→ Written problem
Gather every line from the entries below that includes "sale".
※
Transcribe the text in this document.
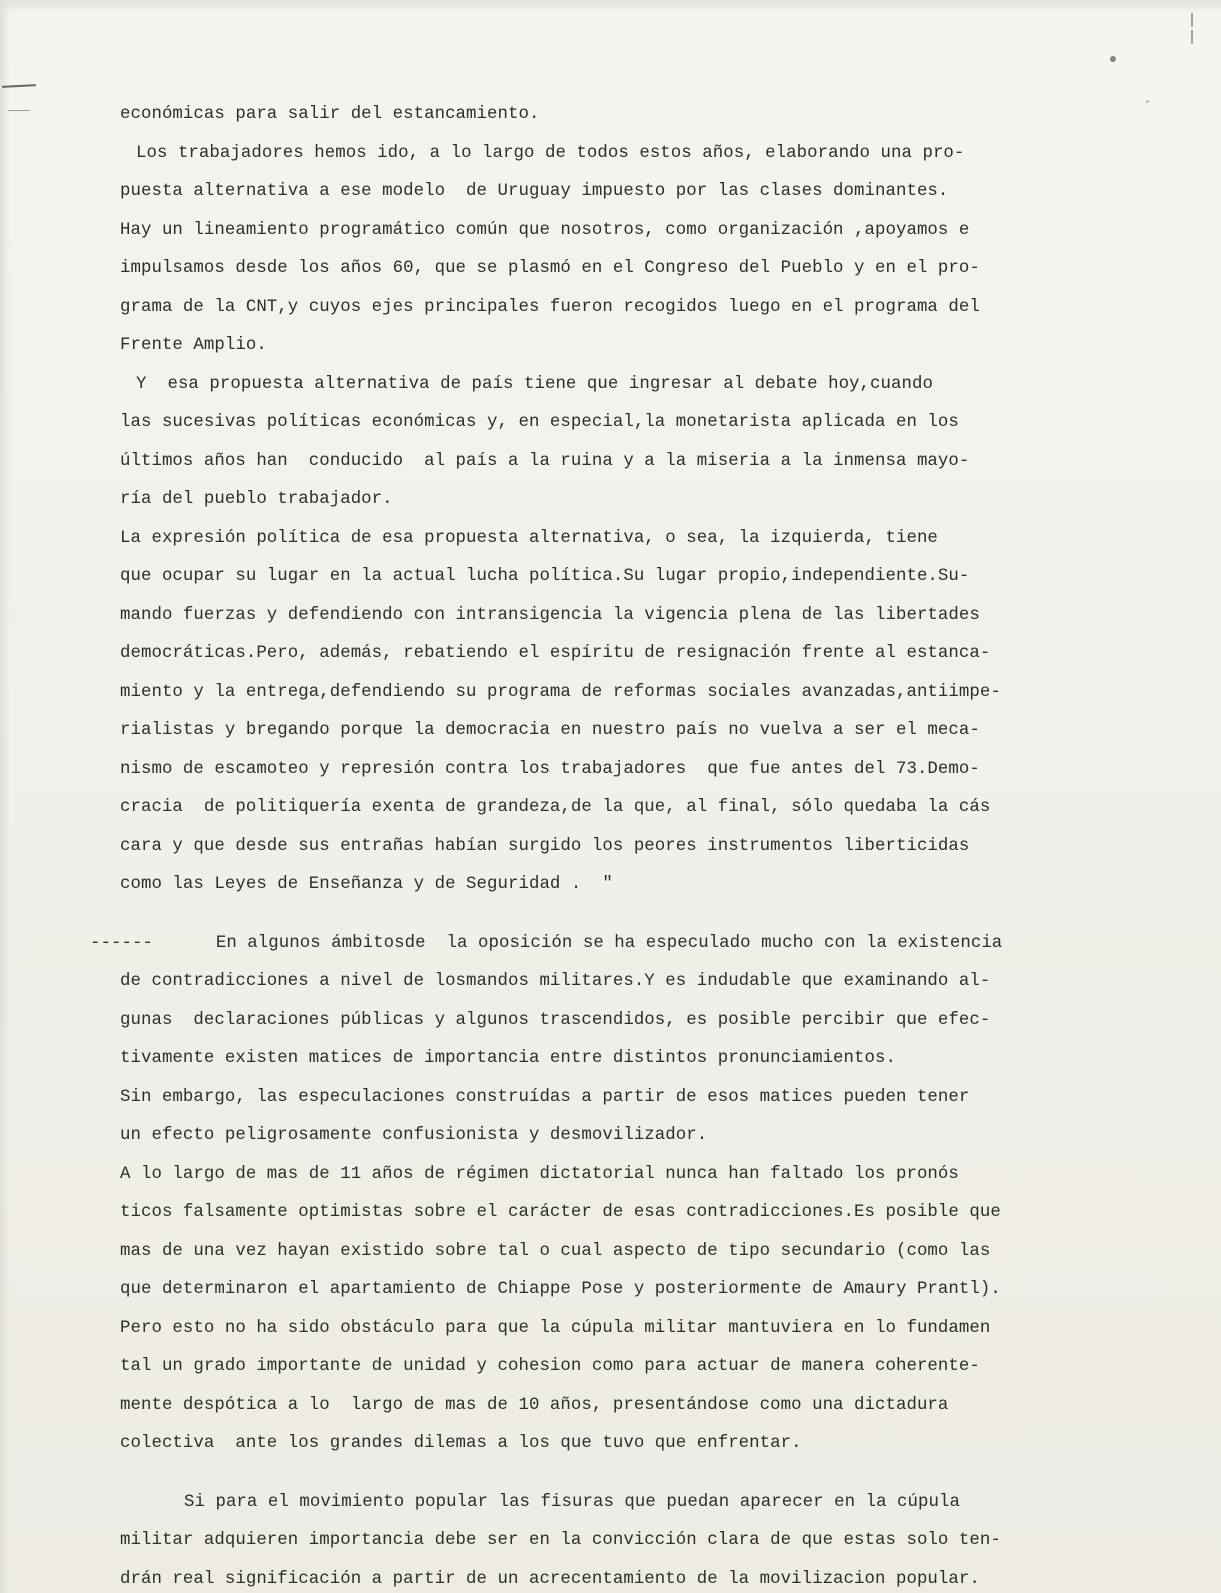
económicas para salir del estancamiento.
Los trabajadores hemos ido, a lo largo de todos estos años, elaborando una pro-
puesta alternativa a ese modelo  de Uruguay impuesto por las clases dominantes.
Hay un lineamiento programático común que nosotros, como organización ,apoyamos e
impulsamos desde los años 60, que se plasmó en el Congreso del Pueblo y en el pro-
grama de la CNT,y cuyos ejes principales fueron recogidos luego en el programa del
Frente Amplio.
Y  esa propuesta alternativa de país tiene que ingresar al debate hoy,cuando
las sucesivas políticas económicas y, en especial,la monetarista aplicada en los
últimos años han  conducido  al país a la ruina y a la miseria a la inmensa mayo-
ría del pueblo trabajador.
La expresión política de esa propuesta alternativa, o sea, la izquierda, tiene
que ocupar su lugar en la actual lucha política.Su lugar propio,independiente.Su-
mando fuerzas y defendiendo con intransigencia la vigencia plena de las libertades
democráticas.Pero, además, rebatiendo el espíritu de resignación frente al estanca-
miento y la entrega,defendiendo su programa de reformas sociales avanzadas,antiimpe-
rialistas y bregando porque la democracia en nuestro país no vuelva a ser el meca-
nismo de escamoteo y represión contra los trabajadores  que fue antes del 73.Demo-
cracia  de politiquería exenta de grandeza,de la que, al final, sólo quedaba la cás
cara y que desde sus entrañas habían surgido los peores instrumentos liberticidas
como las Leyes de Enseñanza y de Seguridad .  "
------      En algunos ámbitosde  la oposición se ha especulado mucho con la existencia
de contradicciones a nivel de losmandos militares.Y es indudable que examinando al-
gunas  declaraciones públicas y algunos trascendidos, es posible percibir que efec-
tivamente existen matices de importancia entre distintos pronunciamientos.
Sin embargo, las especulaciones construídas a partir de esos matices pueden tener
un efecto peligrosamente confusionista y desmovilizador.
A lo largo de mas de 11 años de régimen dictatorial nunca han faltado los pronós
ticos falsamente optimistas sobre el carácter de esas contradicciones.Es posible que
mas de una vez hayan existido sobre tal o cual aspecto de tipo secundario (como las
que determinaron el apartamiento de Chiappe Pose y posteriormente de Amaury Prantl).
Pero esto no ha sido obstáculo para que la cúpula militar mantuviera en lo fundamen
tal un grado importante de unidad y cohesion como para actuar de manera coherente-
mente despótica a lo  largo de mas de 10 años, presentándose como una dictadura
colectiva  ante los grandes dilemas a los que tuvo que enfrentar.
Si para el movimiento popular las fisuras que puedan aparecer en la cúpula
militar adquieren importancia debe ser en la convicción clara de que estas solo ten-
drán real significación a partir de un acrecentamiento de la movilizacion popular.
※
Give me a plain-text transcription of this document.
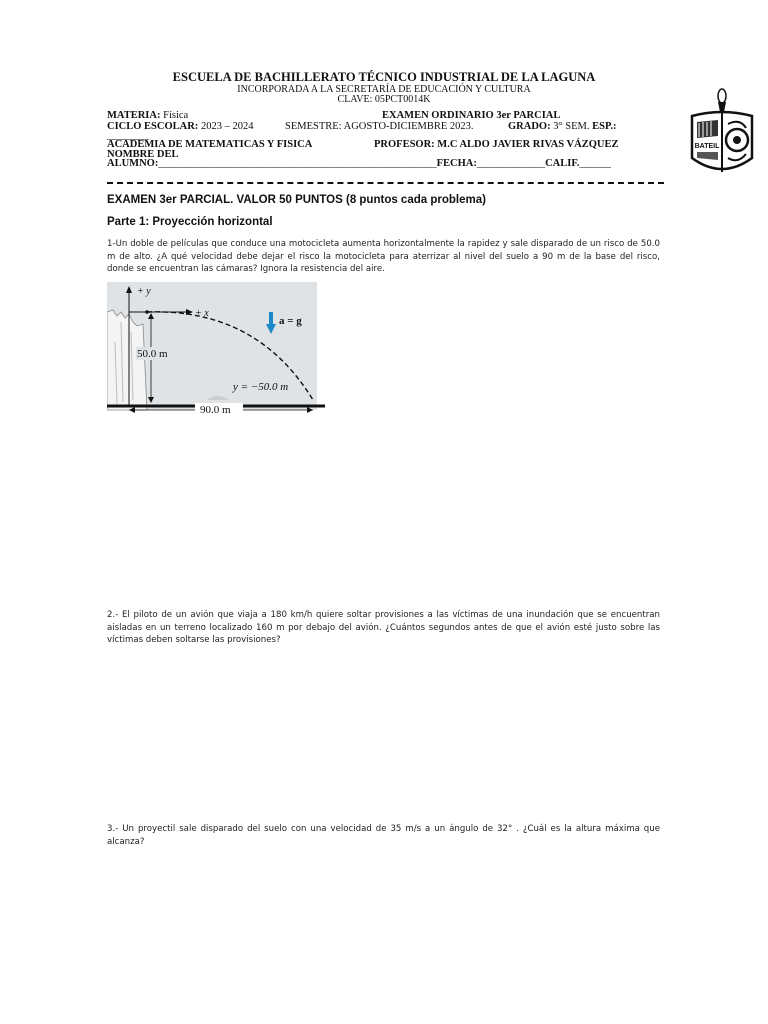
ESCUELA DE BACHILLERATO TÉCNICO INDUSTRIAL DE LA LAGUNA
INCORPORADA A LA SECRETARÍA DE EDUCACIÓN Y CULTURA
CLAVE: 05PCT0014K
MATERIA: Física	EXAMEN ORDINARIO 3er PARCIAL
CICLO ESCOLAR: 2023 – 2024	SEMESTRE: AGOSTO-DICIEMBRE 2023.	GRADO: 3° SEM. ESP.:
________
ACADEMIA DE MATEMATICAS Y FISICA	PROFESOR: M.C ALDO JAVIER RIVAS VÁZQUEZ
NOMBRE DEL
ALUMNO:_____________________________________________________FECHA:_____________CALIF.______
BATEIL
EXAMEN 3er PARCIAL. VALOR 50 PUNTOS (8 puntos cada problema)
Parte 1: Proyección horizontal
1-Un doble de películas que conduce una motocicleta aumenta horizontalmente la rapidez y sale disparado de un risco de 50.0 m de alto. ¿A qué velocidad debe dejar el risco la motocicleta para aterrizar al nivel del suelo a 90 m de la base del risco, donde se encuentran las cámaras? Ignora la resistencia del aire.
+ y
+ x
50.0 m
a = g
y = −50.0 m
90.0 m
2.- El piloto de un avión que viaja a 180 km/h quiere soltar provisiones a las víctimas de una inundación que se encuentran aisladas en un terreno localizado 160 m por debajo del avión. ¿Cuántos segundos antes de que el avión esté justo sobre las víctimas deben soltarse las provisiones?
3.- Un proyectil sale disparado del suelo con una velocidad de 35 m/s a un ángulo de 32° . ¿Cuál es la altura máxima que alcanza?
※
→ Exercise result
1-Un doble de películas que conduce una motocicleta aumenta horizontalmente la rapidez y sale disparado de un risco de 50.0 m de alto. ¿A qué velocidad debe dejar el risco la motocicleta para aterrizar al nivel del suelo a 90 m de la base del risco, donde se encuentran las cámaras? Ignora la resistencia del aire.
3.- Un proyectil sale disparado del suelo con una velocidad de 35 m/s a un ángulo de 32° . ¿Cuál es la altura máxima que alcanza?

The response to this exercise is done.